-- Begin Material for the task --
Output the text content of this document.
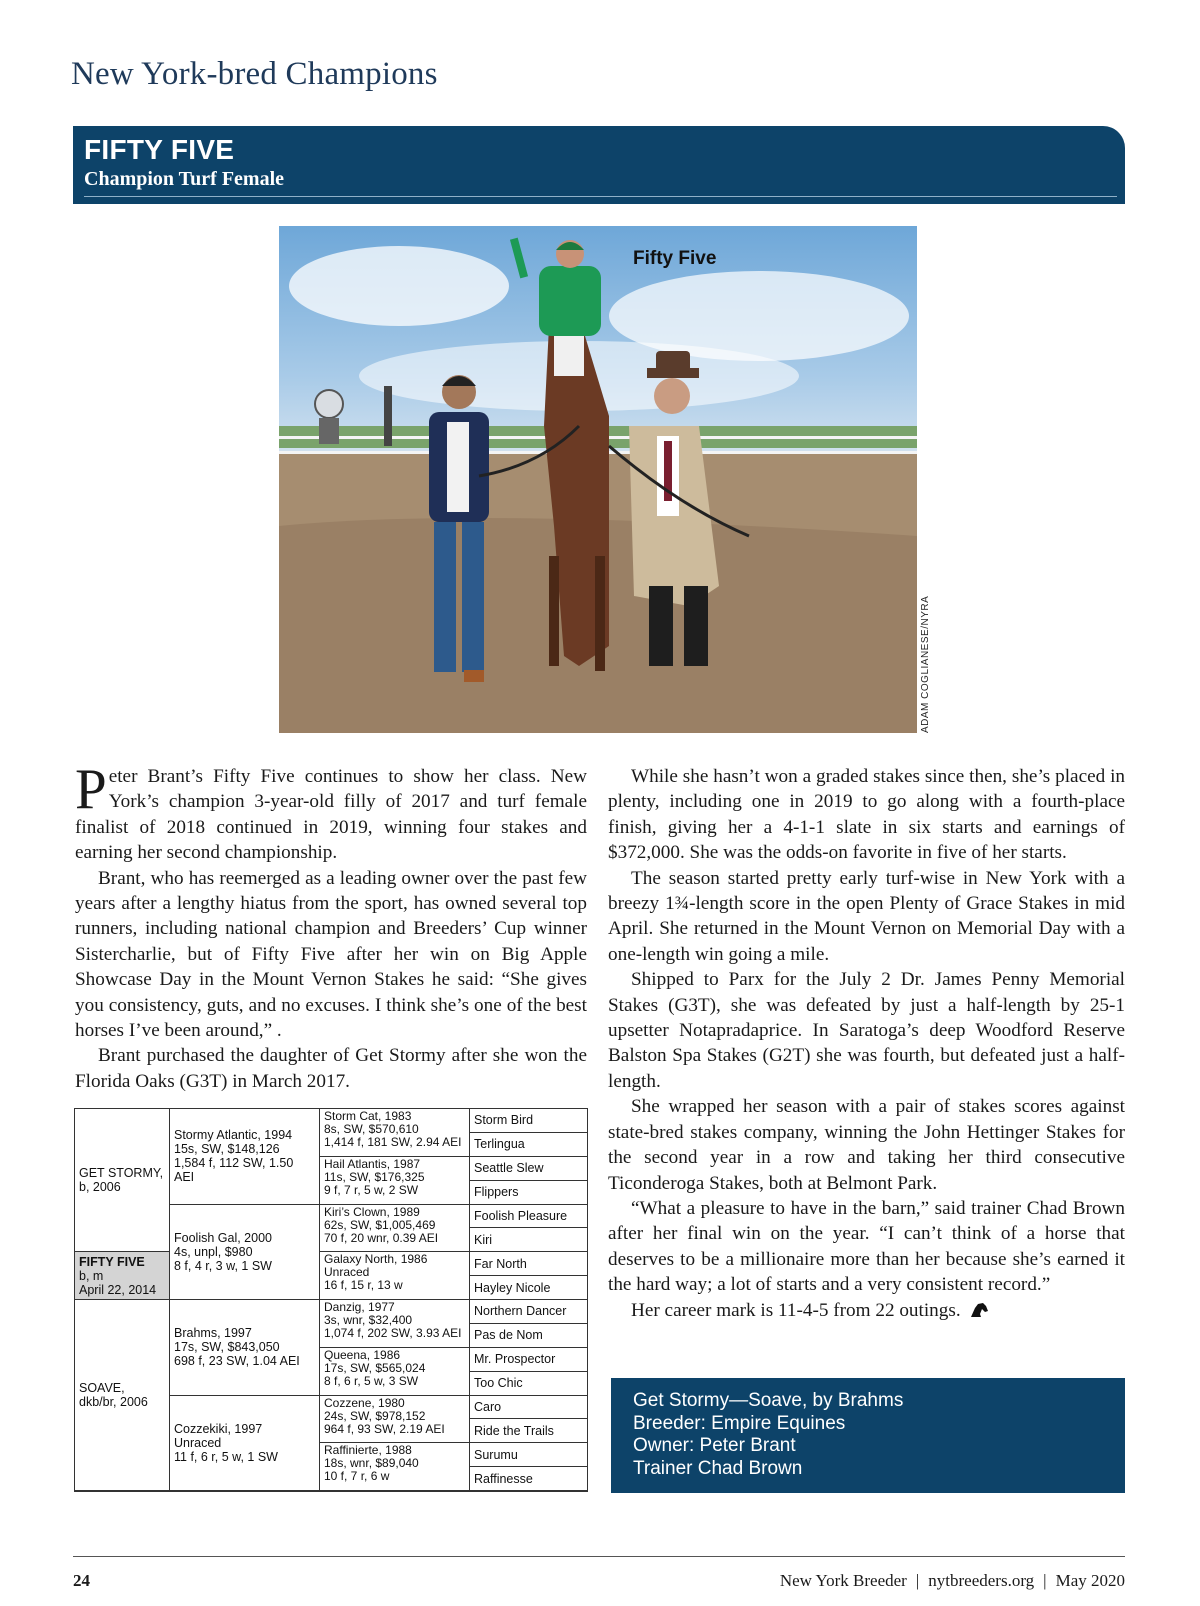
New York-bred Champions
FIFTY FIVE
Champion Turf Female
Fifty Five
ADAM COGLIANESE/NYRA

Peter Brant’s Fifty Five continues to show her class. New York’s champion 3-year-old filly of 2017 and turf female finalist of 2018 continued in 2019, winning four stakes and earning her second championship.

Brant, who has reemerged as a leading owner over the past few years after a lengthy hiatus from the sport, has owned several top runners, including national champion and Breeders’ Cup winner Sistercharlie, but of Fifty Five after her win on Big Apple Showcase Day in the Mount Vernon Stakes he said: “She gives you consistency, guts, and no excuses. I think she’s one of the best horses I’ve been around,” .

Brant purchased the daughter of Get Stormy after she won the Florida Oaks (G3T) in March 2017.

While she hasn’t won a graded stakes since then, she’s placed in plenty, including one in 2019 to go along with a fourth-place finish, giving her a 4-1-1 slate in six starts and earnings of $372,000. She was the odds-on favorite in five of her starts.

The season started pretty early turf-wise in New York with a breezy 1¾-length score in the open Plenty of Grace Stakes in mid April. She returned in the Mount Vernon on Memorial Day with a one-length win going a mile.

Shipped to Parx for the July 2 Dr. James Penny Memorial Stakes (G3T), she was defeated by just a half-length by 25-1 upsetter Notapradaprice. In Saratoga’s deep Woodford Reserve Balston Spa Stakes (G2T) she was fourth, but defeated just a half-length.

She wrapped her season with a pair of stakes scores against state-bred stakes company, winning the John Hettinger Stakes for the second year in a row and taking her third consecutive Ticonderoga Stakes, both at Belmont Park.

“What a pleasure to have in the barn,” said trainer Chad Brown after her final win on the year. “I can’t think of a horse that deserves to be a millionaire more than her because she’s earned it the hard way; a lot of starts and a very consistent record.”

Her career mark is 11-4-5 from 22 outings.

GET STORMY,
b, 2006
FIFTY FIVE
b, m
April 22, 2014
SOAVE,
dkb/br, 2006
Stormy Atlantic, 1994
15s, SW, $148,126
1,584 f, 112 SW, 1.50 AEI
Foolish Gal, 2000
4s, unpl, $980
8 f, 4 r, 3 w, 1 SW
Brahms, 1997
17s, SW, $843,050
698 f, 23 SW, 1.04 AEI
Cozzekiki, 1997
Unraced
11 f, 6 r, 5 w, 1 SW
Storm Cat, 1983
8s, SW, $570,610
1,414 f, 181 SW, 2.94 AEI
Hail Atlantis, 1987
11s, SW, $176,325
9 f, 7 r, 5 w, 2 SW
Kiri’s Clown, 1989
62s, SW, $1,005,469
70 f, 20 wnr, 0.39 AEI
Galaxy North, 1986
Unraced
16 f, 15 r, 13 w
Danzig, 1977
3s, wnr, $32,400
1,074 f, 202 SW, 3.93 AEI
Queena, 1986
17s, SW, $565,024
8 f, 6 r, 5 w, 3 SW
Cozzene, 1980
24s, SW, $978,152
964 f, 93 SW, 2.19 AEI
Raffinierte, 1988
18s, wnr, $89,040
10 f, 7 r, 6 w
Storm Bird
Terlingua
Seattle Slew
Flippers
Foolish Pleasure
Kiri
Far North
Hayley Nicole
Northern Dancer
Pas de Nom
Mr. Prospector
Too Chic
Caro
Ride the Trails
Surumu
Raffinesse
Get Stormy—Soave, by Brahms
Breeder: Empire Equines
Owner: Peter Brant
Trainer Chad Brown
24	New York Breeder | nytbreeders.org | May 2020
-- End Material for the task --
Word for word, quote the full listing, omitting every picture.

Output the text content of this document.
New York-bred Champions
FIFTY FIVE
Champion Turf Female
Fifty Five
ADAM COGLIANESE/NYRA

Peter Brant’s Fifty Five continues to show her class. New York’s champion 3-year-old filly of 2017 and turf female finalist of 2018 continued in 2019, winning four stakes and earning her second championship.

Brant, who has reemerged as a leading owner over the past few years after a lengthy hiatus from the sport, has owned several top runners, including national champion and Breeders’ Cup winner Sistercharlie, but of Fifty Five after her win on Big Apple Showcase Day in the Mount Vernon Stakes he said: “She gives you consistency, guts, and no excuses. I think she’s one of the best horses I’ve been around,” .

Brant purchased the daughter of Get Stormy after she won the Florida Oaks (G3T) in March 2017.

While she hasn’t won a graded stakes since then, she’s placed in plenty, including one in 2019 to go along with a fourth-place finish, giving her a 4-1-1 slate in six starts and earnings of $372,000. She was the odds-on favorite in five of her starts.

The season started pretty early turf-wise in New York with a breezy 1¾-length score in the open Plenty of Grace Stakes in mid April. She returned in the Mount Vernon on Memorial Day with a one-length win going a mile.

Shipped to Parx for the July 2 Dr. James Penny Memorial Stakes (G3T), she was defeated by just a half-length by 25-1 upsetter Notapradaprice. In Saratoga’s deep Woodford Reserve Balston Spa Stakes (G2T) she was fourth, but defeated just a half-length.

She wrapped her season with a pair of stakes scores against state-bred stakes company, winning the John Hettinger Stakes for the second year in a row and taking her third consecutive Ticonderoga Stakes, both at Belmont Park.

“What a pleasure to have in the barn,” said trainer Chad Brown after her final win on the year. “I can’t think of a horse that deserves to be a millionaire more than her because she’s earned it the hard way; a lot of starts and a very consistent record.”

Her career mark is 11-4-5 from 22 outings.

GET STORMY,
b, 2006
FIFTY FIVE
b, m
April 22, 2014
SOAVE,
dkb/br, 2006
Stormy Atlantic, 1994
15s, SW, $148,126
1,584 f, 112 SW, 1.50 AEI
Foolish Gal, 2000
4s, unpl, $980
8 f, 4 r, 3 w, 1 SW
Brahms, 1997
17s, SW, $843,050
698 f, 23 SW, 1.04 AEI
Cozzekiki, 1997
Unraced
11 f, 6 r, 5 w, 1 SW
Storm Cat, 1983
8s, SW, $570,610
1,414 f, 181 SW, 2.94 AEI
Hail Atlantis, 1987
11s, SW, $176,325
9 f, 7 r, 5 w, 2 SW
Kiri’s Clown, 1989
62s, SW, $1,005,469
70 f, 20 wnr, 0.39 AEI
Galaxy North, 1986
Unraced
16 f, 15 r, 13 w
Danzig, 1977
3s, wnr, $32,400
1,074 f, 202 SW, 3.93 AEI
Queena, 1986
17s, SW, $565,024
8 f, 6 r, 5 w, 3 SW
Cozzene, 1980
24s, SW, $978,152
964 f, 93 SW, 2.19 AEI
Raffinierte, 1988
18s, wnr, $89,040
10 f, 7 r, 6 w
Storm Bird
Terlingua
Seattle Slew
Flippers
Foolish Pleasure
Kiri
Far North
Hayley Nicole
Northern Dancer
Pas de Nom
Mr. Prospector
Too Chic
Caro
Ride the Trails
Surumu
Raffinesse
Get Stormy—Soave, by Brahms
Breeder: Empire Equines
Owner: Peter Brant
Trainer Chad Brown
24	New York Breeder | nytbreeders.org | May 2020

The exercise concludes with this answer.